Set problem:
Set down the full listing exactly as given. Any pictures are to be left out.

* Start *

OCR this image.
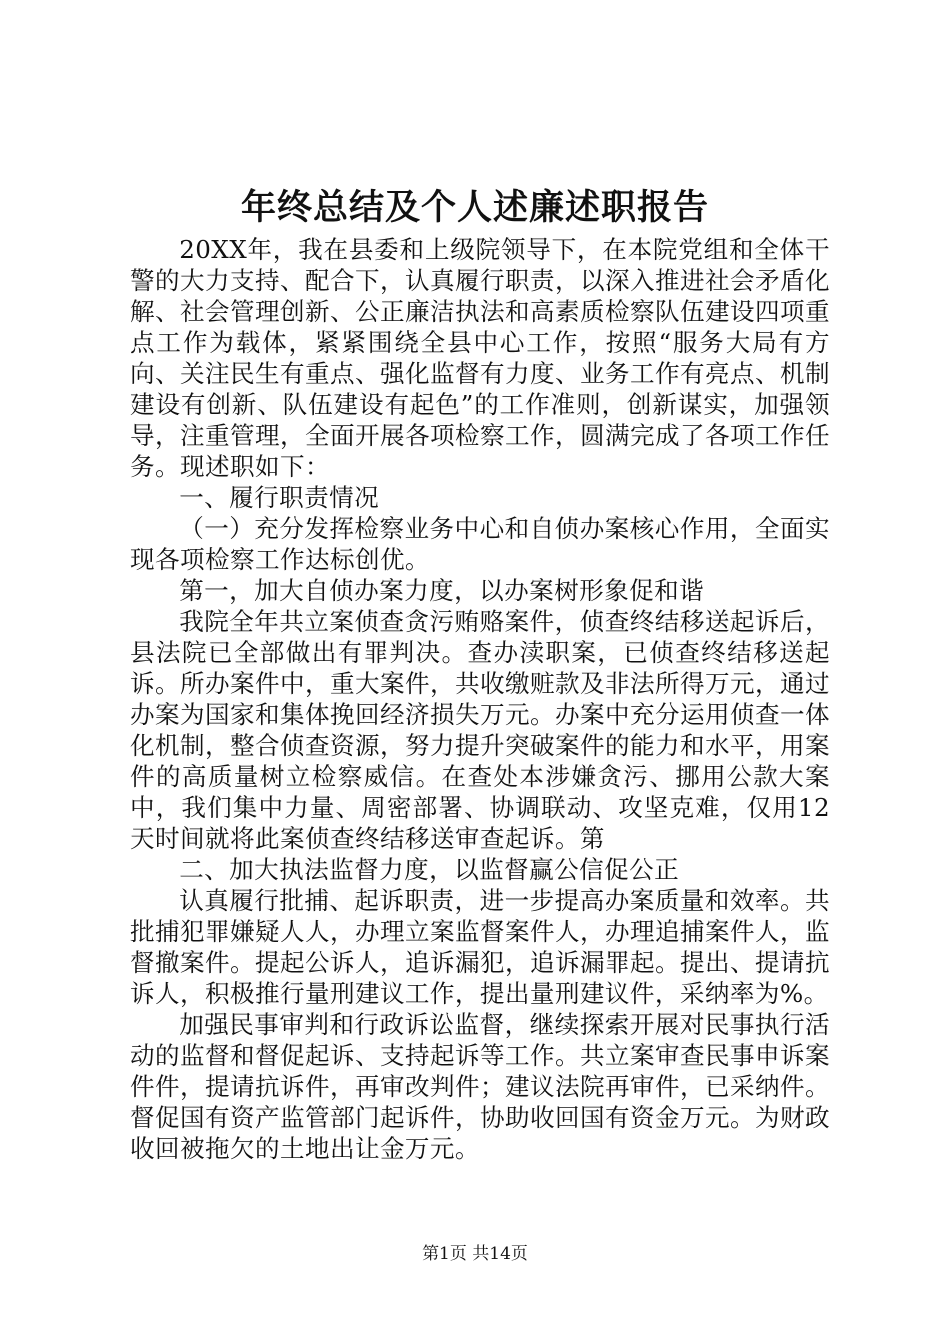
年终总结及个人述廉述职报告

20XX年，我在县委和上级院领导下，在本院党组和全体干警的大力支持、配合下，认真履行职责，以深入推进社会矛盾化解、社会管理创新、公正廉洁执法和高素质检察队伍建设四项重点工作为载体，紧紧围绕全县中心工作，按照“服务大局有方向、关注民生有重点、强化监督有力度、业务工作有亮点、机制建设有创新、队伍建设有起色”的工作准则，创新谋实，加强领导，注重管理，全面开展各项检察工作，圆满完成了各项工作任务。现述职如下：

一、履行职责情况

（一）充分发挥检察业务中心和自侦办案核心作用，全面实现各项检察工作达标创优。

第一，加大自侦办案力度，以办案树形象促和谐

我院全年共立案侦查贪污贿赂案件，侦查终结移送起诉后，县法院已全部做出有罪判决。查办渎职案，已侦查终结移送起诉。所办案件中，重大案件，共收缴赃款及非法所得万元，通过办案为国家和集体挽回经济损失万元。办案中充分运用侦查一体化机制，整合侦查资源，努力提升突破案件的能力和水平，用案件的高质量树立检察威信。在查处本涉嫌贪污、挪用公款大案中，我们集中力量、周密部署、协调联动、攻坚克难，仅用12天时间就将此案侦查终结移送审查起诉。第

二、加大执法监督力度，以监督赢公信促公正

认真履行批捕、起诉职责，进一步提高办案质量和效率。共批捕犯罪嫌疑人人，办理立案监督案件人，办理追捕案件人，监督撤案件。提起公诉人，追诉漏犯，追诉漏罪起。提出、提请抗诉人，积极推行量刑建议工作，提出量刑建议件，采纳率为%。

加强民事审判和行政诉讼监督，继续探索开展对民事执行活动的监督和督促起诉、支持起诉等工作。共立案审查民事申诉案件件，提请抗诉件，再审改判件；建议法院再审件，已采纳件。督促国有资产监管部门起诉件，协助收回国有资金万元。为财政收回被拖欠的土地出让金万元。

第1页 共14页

* End *

Task solution:
OCR this image.
年终总结及个人述廉述职报告

20XX年，我在县委和上级院领导下，在本院党组和全体干警的大力支持、配合下，认真履行职责，以深入推进社会矛盾化解、社会管理创新、公正廉洁执法和高素质检察队伍建设四项重点工作为载体，紧紧围绕全县中心工作，按照“服务大局有方向、关注民生有重点、强化监督有力度、业务工作有亮点、机制建设有创新、队伍建设有起色”的工作准则，创新谋实，加强领导，注重管理，全面开展各项检察工作，圆满完成了各项工作任务。现述职如下：

一、履行职责情况

（一）充分发挥检察业务中心和自侦办案核心作用，全面实现各项检察工作达标创优。

第一，加大自侦办案力度，以办案树形象促和谐

我院全年共立案侦查贪污贿赂案件，侦查终结移送起诉后，县法院已全部做出有罪判决。查办渎职案，已侦查终结移送起诉。所办案件中，重大案件，共收缴赃款及非法所得万元，通过办案为国家和集体挽回经济损失万元。办案中充分运用侦查一体化机制，整合侦查资源，努力提升突破案件的能力和水平，用案件的高质量树立检察威信。在查处本涉嫌贪污、挪用公款大案中，我们集中力量、周密部署、协调联动、攻坚克难，仅用12天时间就将此案侦查终结移送审查起诉。第

二、加大执法监督力度，以监督赢公信促公正

认真履行批捕、起诉职责，进一步提高办案质量和效率。共批捕犯罪嫌疑人人，办理立案监督案件人，办理追捕案件人，监督撤案件。提起公诉人，追诉漏犯，追诉漏罪起。提出、提请抗诉人，积极推行量刑建议工作，提出量刑建议件，采纳率为%。

加强民事审判和行政诉讼监督，继续探索开展对民事执行活动的监督和督促起诉、支持起诉等工作。共立案审查民事申诉案件件，提请抗诉件，再审改判件；建议法院再审件，已采纳件。督促国有资产监管部门起诉件，协助收回国有资金万元。为财政收回被拖欠的土地出让金万元。

第1页 共14页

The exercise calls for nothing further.